#### [PROVIDED RECORDS]
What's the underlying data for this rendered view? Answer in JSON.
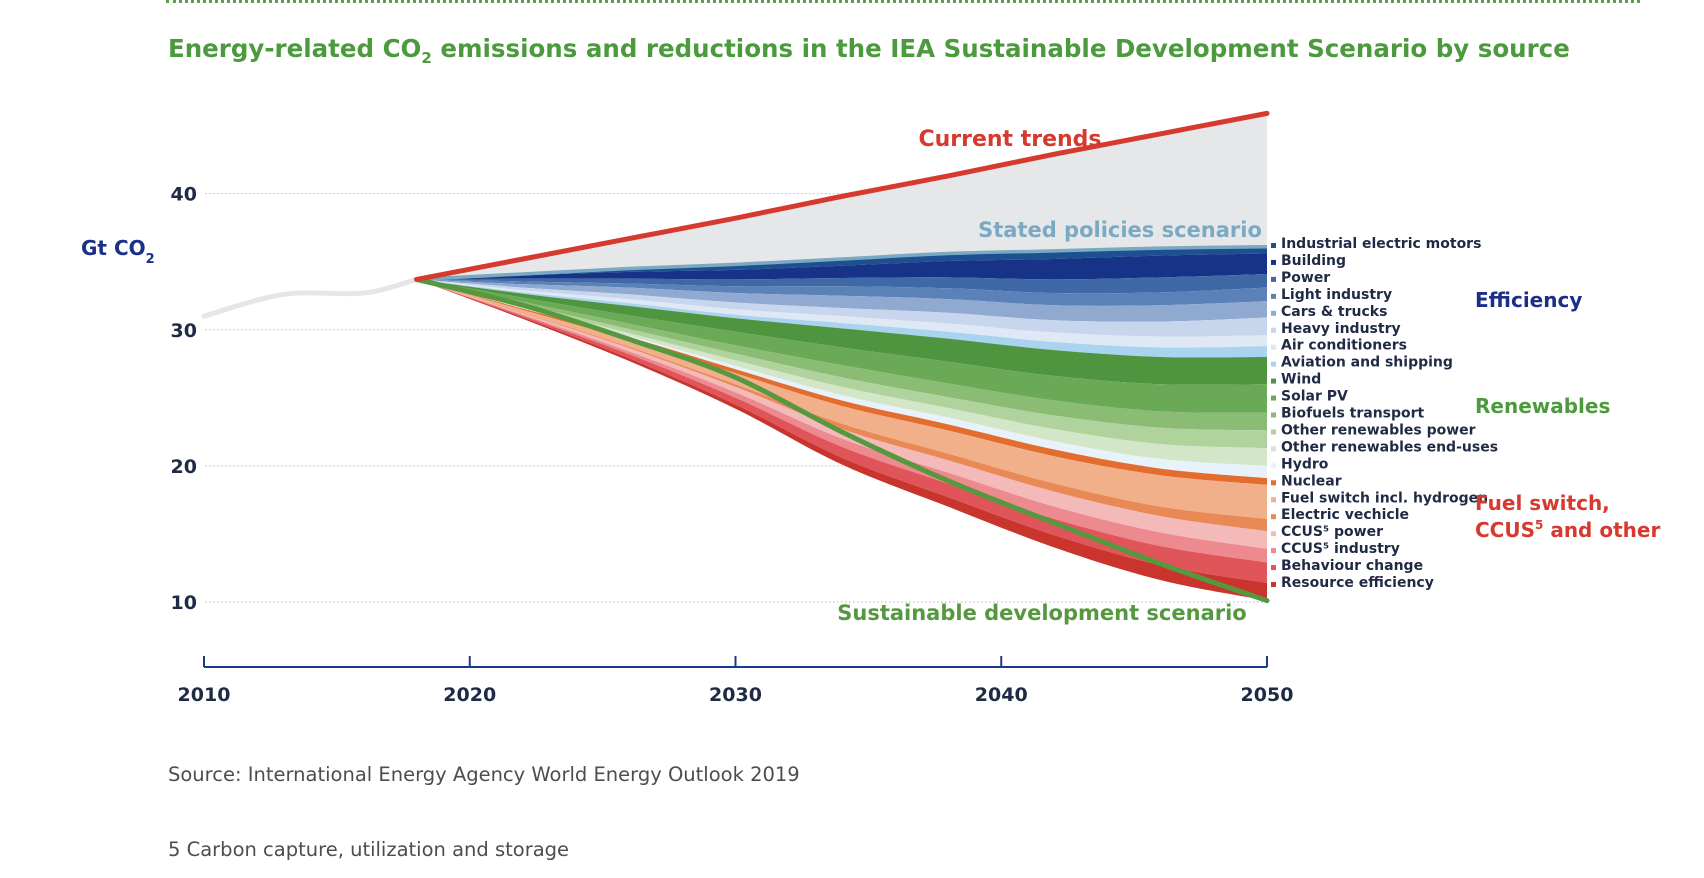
{
  "page": {
    "title": "Energy-related CO",
    "title_sub": "2",
    "title_rest": " emissions and reductions in the IEA Sustainable Development Scenario by source",
    "source": "Source: International Energy Agency World Energy Outlook 2019",
    "footnote": "5 Carbon capture, utilization and storage"
  },
  "chart_data": {
    "type": "area",
    "ylabel": "Gt CO",
    "ylabel_sub": "2",
    "xlim": [
      2010,
      2050
    ],
    "ylim": [
      5,
      46
    ],
    "x_ticks": [
      "2010",
      "2020",
      "2030",
      "2040",
      "2050"
    ],
    "y_ticks": [
      "10",
      "20",
      "30",
      "40"
    ],
    "grid": "horizontal dotted",
    "x": [
      2018,
      2022,
      2026,
      2030,
      2034,
      2038,
      2042,
      2046,
      2050
    ],
    "history": {
      "x": [
        2010,
        2013,
        2016,
        2018
      ],
      "values": [
        31.0,
        32.6,
        32.7,
        33.7
      ],
      "color": "#e6e6e6"
    },
    "current_trends": {
      "label": "Current trends",
      "values": [
        33.7,
        35.2,
        36.7,
        38.2,
        39.8,
        41.3,
        42.9,
        44.4,
        45.9
      ],
      "color": "#d63a2f"
    },
    "stated_policies": {
      "label": "Stated policies scenario",
      "values": [
        33.7,
        34.1,
        34.5,
        34.8,
        35.2,
        35.6,
        35.8,
        36.0,
        36.1
      ],
      "color": "#7aa9c3"
    },
    "sustainable_development": {
      "label": "Sustainable development scenario",
      "values": [
        33.7,
        31.8,
        29.3,
        26.5,
        22.5,
        18.9,
        15.8,
        12.8,
        10.1
      ],
      "color": "#56983f"
    },
    "series": [
      {
        "name": "Industrial electric motors",
        "group": "efficiency",
        "color": "#1d4f91",
        "values": [
          0,
          0.1,
          0.25,
          0.4,
          0.5,
          0.55,
          0.6,
          0.55,
          0.5
        ]
      },
      {
        "name": "Building",
        "group": "efficiency",
        "color": "#173387",
        "values": [
          0,
          0.25,
          0.5,
          0.7,
          0.9,
          1.2,
          1.5,
          1.6,
          1.5
        ]
      },
      {
        "name": "Power",
        "group": "efficiency",
        "color": "#3f68a6",
        "values": [
          0,
          0.2,
          0.35,
          0.5,
          0.6,
          0.8,
          1.0,
          1.1,
          1.0
        ]
      },
      {
        "name": "Light industry",
        "group": "efficiency",
        "color": "#5b82b8",
        "values": [
          0,
          0.2,
          0.3,
          0.5,
          0.7,
          0.8,
          0.9,
          0.95,
          1.0
        ]
      },
      {
        "name": "Cars & trucks",
        "group": "efficiency",
        "color": "#8fa9d1",
        "values": [
          0,
          0.25,
          0.5,
          0.7,
          0.9,
          1.0,
          1.1,
          1.2,
          1.2
        ]
      },
      {
        "name": "Heavy industry",
        "group": "efficiency",
        "color": "#c7d6ec",
        "values": [
          0,
          0.2,
          0.35,
          0.5,
          0.6,
          0.8,
          0.9,
          1.1,
          1.3
        ]
      },
      {
        "name": "Air conditioners",
        "group": "efficiency",
        "color": "#dfe8f5",
        "values": [
          0,
          0.15,
          0.3,
          0.4,
          0.5,
          0.6,
          0.7,
          0.8,
          0.8
        ]
      },
      {
        "name": "Aviation and shipping",
        "group": "efficiency",
        "color": "#a9d3ee",
        "values": [
          0,
          0.1,
          0.2,
          0.25,
          0.4,
          0.5,
          0.6,
          0.7,
          0.8
        ]
      },
      {
        "name": "Wind",
        "group": "renewables",
        "color": "#4f9540",
        "values": [
          0,
          0.3,
          0.7,
          1.0,
          1.4,
          1.7,
          1.9,
          2.0,
          2.0
        ]
      },
      {
        "name": "Solar PV",
        "group": "renewables",
        "color": "#6aa955",
        "values": [
          0,
          0.3,
          0.6,
          1.0,
          1.3,
          1.6,
          1.8,
          2.0,
          2.1
        ]
      },
      {
        "name": "Biofuels transport",
        "group": "renewables",
        "color": "#8abc74",
        "values": [
          0,
          0.2,
          0.4,
          0.6,
          0.9,
          1.0,
          1.1,
          1.2,
          1.3
        ]
      },
      {
        "name": "Other renewables power",
        "group": "renewables",
        "color": "#b0d29d",
        "values": [
          0,
          0.15,
          0.3,
          0.5,
          0.7,
          0.8,
          1.0,
          1.2,
          1.3
        ]
      },
      {
        "name": "Other renewables end-uses",
        "group": "renewables",
        "color": "#d3e6c8",
        "values": [
          0,
          0.1,
          0.2,
          0.4,
          0.6,
          0.7,
          0.9,
          1.1,
          1.3
        ]
      },
      {
        "name": "Hydro",
        "group": "renewables",
        "color": "#e8f2fb",
        "values": [
          0,
          0.05,
          0.1,
          0.25,
          0.4,
          0.5,
          0.6,
          0.7,
          0.9
        ]
      },
      {
        "name": "Nuclear",
        "group": "fuel",
        "color": "#e36d2e",
        "values": [
          0,
          0.1,
          0.2,
          0.3,
          0.4,
          0.45,
          0.5,
          0.5,
          0.5
        ]
      },
      {
        "name": "Fuel switch incl. hydrogen",
        "group": "fuel",
        "color": "#f2b08a",
        "values": [
          0,
          0.2,
          0.5,
          0.8,
          1.3,
          1.7,
          2.0,
          2.3,
          2.5
        ]
      },
      {
        "name": "Electric vechicle",
        "group": "fuel",
        "color": "#e98a56",
        "values": [
          0,
          0.05,
          0.1,
          0.2,
          0.4,
          0.5,
          0.6,
          0.7,
          0.9
        ]
      },
      {
        "name": "CCUS⁵ power",
        "group": "fuel",
        "color": "#f4b9b9",
        "values": [
          0,
          0.1,
          0.25,
          0.4,
          0.7,
          0.9,
          1.1,
          1.2,
          1.3
        ]
      },
      {
        "name": "CCUS⁵ industry",
        "group": "fuel",
        "color": "#ec8a8f",
        "values": [
          0,
          0.1,
          0.2,
          0.4,
          0.6,
          0.8,
          0.9,
          1.0,
          1.0
        ]
      },
      {
        "name": "Behaviour change",
        "group": "fuel",
        "color": "#e0555a",
        "values": [
          0,
          0.1,
          0.3,
          0.5,
          0.8,
          1.0,
          1.2,
          1.4,
          1.5
        ]
      },
      {
        "name": "Resource efficiency",
        "group": "fuel",
        "color": "#c9342d",
        "values": [
          0,
          0.1,
          0.2,
          0.3,
          0.5,
          0.7,
          0.9,
          1.1,
          1.3
        ]
      }
    ],
    "groups": [
      {
        "key": "efficiency",
        "label": "Efficiency",
        "color": "#1b2f88"
      },
      {
        "key": "renewables",
        "label": "Renewables",
        "color": "#4c9a3e"
      },
      {
        "key": "fuel",
        "label": "Fuel switch,",
        "label2": "CCUS",
        "label2_sup": "5",
        "label2_rest": " and other",
        "color": "#d63a2f"
      }
    ],
    "legend_position": "right"
  }
}
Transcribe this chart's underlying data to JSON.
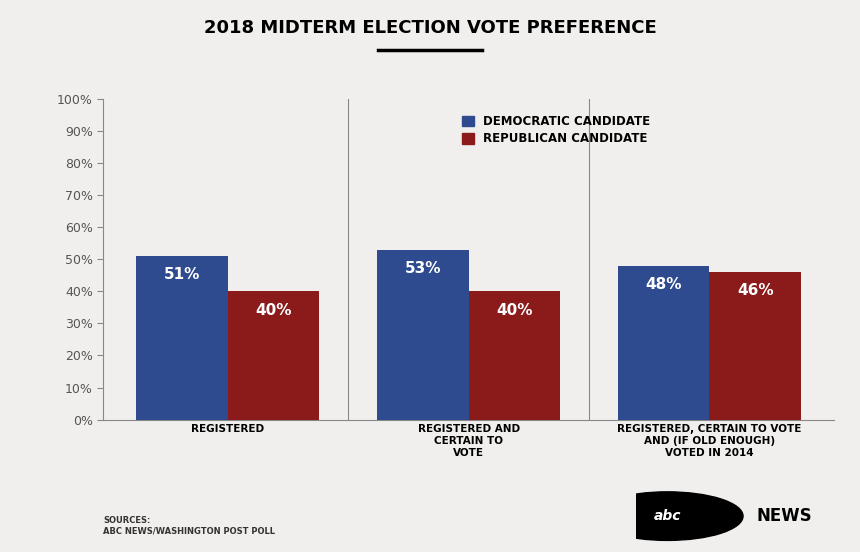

#### [REQUIREMENT]
Exactly reproduce each record, leaving out any pictures.

#### [THE ANSWER]
What's the underlying data for this rendered view? Answer in JSON.
{
  "page": {
    "title": "Energy-related CO",
    "title_sub": "2",
    "title_rest": " emissions and reductions in the IEA Sustainable Development Scenario by source",
    "source": "Source: International Energy Agency World Energy Outlook 2019",
    "footnote": "5 Carbon capture, utilization and storage"
  },
  "chart_data": {
    "type": "area",
    "ylabel": "Gt CO",
    "ylabel_sub": "2",
    "xlim": [
      2010,
      2050
    ],
    "ylim": [
      5,
      46
    ],
    "x_ticks": [
      "2010",
      "2020",
      "2030",
      "2040",
      "2050"
    ],
    "y_ticks": [
      "10",
      "20",
      "30",
      "40"
    ],
    "grid": "horizontal dotted",
    "x": [
      2018,
      2022,
      2026,
      2030,
      2034,
      2038,
      2042,
      2046,
      2050
    ],
    "history": {
      "x": [
        2010,
        2013,
        2016,
        2018
      ],
      "values": [
        31.0,
        32.6,
        32.7,
        33.7
      ],
      "color": "#e6e6e6"
    },
    "current_trends": {
      "label": "Current trends",
      "values": [
        33.7,
        35.2,
        36.7,
        38.2,
        39.8,
        41.3,
        42.9,
        44.4,
        45.9
      ],
      "color": "#d63a2f"
    },
    "stated_policies": {
      "label": "Stated policies scenario",
      "values": [
        33.7,
        34.1,
        34.5,
        34.8,
        35.2,
        35.6,
        35.8,
        36.0,
        36.1
      ],
      "color": "#7aa9c3"
    },
    "sustainable_development": {
      "label": "Sustainable development scenario",
      "values": [
        33.7,
        31.8,
        29.3,
        26.5,
        22.5,
        18.9,
        15.8,
        12.8,
        10.1
      ],
      "color": "#56983f"
    },
    "series": [
      {
        "name": "Industrial electric motors",
        "group": "efficiency",
        "color": "#1d4f91",
        "values": [
          0,
          0.1,
          0.25,
          0.4,
          0.5,
          0.55,
          0.6,
          0.55,
          0.5
        ]
      },
      {
        "name": "Building",
        "group": "efficiency",
        "color": "#173387",
        "values": [
          0,
          0.25,
          0.5,
          0.7,
          0.9,
          1.2,
          1.5,
          1.6,
          1.5
        ]
      },
      {
        "name": "Power",
        "group": "efficiency",
        "color": "#3f68a6",
        "values": [
          0,
          0.2,
          0.35,
          0.5,
          0.6,
          0.8,
          1.0,
          1.1,
          1.0
        ]
      },
      {
        "name": "Light industry",
        "group": "efficiency",
        "color": "#5b82b8",
        "values": [
          0,
          0.2,
          0.3,
          0.5,
          0.7,
          0.8,
          0.9,
          0.95,
          1.0
        ]
      },
      {
        "name": "Cars & trucks",
        "group": "efficiency",
        "color": "#8fa9d1",
        "values": [
          0,
          0.25,
          0.5,
          0.7,
          0.9,
          1.0,
          1.1,
          1.2,
          1.2
        ]
      },
      {
        "name": "Heavy industry",
        "group": "efficiency",
        "color": "#c7d6ec",
        "values": [
          0,
          0.2,
          0.35,
          0.5,
          0.6,
          0.8,
          0.9,
          1.1,
          1.3
        ]
      },
      {
        "name": "Air conditioners",
        "group": "efficiency",
        "color": "#dfe8f5",
        "values": [
          0,
          0.15,
          0.3,
          0.4,
          0.5,
          0.6,
          0.7,
          0.8,
          0.8
        ]
      },
      {
        "name": "Aviation and shipping",
        "group": "efficiency",
        "color": "#a9d3ee",
        "values": [
          0,
          0.1,
          0.2,
          0.25,
          0.4,
          0.5,
          0.6,
          0.7,
          0.8
        ]
      },
      {
        "name": "Wind",
        "group": "renewables",
        "color": "#4f9540",
        "values": [
          0,
          0.3,
          0.7,
          1.0,
          1.4,
          1.7,
          1.9,
          2.0,
          2.0
        ]
      },
      {
        "name": "Solar PV",
        "group": "renewables",
        "color": "#6aa955",
        "values": [
          0,
          0.3,
          0.6,
          1.0,
          1.3,
          1.6,
          1.8,
          2.0,
          2.1
        ]
      },
      {
        "name": "Biofuels transport",
        "group": "renewables",
        "color": "#8abc74",
        "values": [
          0,
          0.2,
          0.4,
          0.6,
          0.9,
          1.0,
          1.1,
          1.2,
          1.3
        ]
      },
      {
        "name": "Other renewables power",
        "group": "renewables",
        "color": "#b0d29d",
        "values": [
          0,
          0.15,
          0.3,
          0.5,
          0.7,
          0.8,
          1.0,
          1.2,
          1.3
        ]
      },
      {
        "name": "Other renewables end-uses",
        "group": "renewables",
        "color": "#d3e6c8",
        "values": [
          0,
          0.1,
          0.2,
          0.4,
          0.6,
          0.7,
          0.9,
          1.1,
          1.3
        ]
      },
      {
        "name": "Hydro",
        "group": "renewables",
        "color": "#e8f2fb",
        "values": [
          0,
          0.05,
          0.1,
          0.25,
          0.4,
          0.5,
          0.6,
          0.7,
          0.9
        ]
      },
      {
        "name": "Nuclear",
        "group": "fuel",
        "color": "#e36d2e",
        "values": [
          0,
          0.1,
          0.2,
          0.3,
          0.4,
          0.45,
          0.5,
          0.5,
          0.5
        ]
      },
      {
        "name": "Fuel switch incl. hydrogen",
        "group": "fuel",
        "color": "#f2b08a",
        "values": [
          0,
          0.2,
          0.5,
          0.8,
          1.3,
          1.7,
          2.0,
          2.3,
          2.5
        ]
      },
      {
        "name": "Electric vechicle",
        "group": "fuel",
        "color": "#e98a56",
        "values": [
          0,
          0.05,
          0.1,
          0.2,
          0.4,
          0.5,
          0.6,
          0.7,
          0.9
        ]
      },
      {
        "name": "CCUS⁵ power",
        "group": "fuel",
        "color": "#f4b9b9",
        "values": [
          0,
          0.1,
          0.25,
          0.4,
          0.7,
          0.9,
          1.1,
          1.2,
          1.3
        ]
      },
      {
        "name": "CCUS⁵ industry",
        "group": "fuel",
        "color": "#ec8a8f",
        "values": [
          0,
          0.1,
          0.2,
          0.4,
          0.6,
          0.8,
          0.9,
          1.0,
          1.0
        ]
      },
      {
        "name": "Behaviour change",
        "group": "fuel",
        "color": "#e0555a",
        "values": [
          0,
          0.1,
          0.3,
          0.5,
          0.8,
          1.0,
          1.2,
          1.4,
          1.5
        ]
      },
      {
        "name": "Resource efficiency",
        "group": "fuel",
        "color": "#c9342d",
        "values": [
          0,
          0.1,
          0.2,
          0.3,
          0.5,
          0.7,
          0.9,
          1.1,
          1.3
        ]
      }
    ],
    "groups": [
      {
        "key": "efficiency",
        "label": "Efficiency",
        "color": "#1b2f88"
      },
      {
        "key": "renewables",
        "label": "Renewables",
        "color": "#4c9a3e"
      },
      {
        "key": "fuel",
        "label": "Fuel switch,",
        "label2": "CCUS",
        "label2_sup": "5",
        "label2_rest": " and other",
        "color": "#d63a2f"
      }
    ],
    "legend_position": "right"
  }
}
Transcribe this chart's underlying data to JSON.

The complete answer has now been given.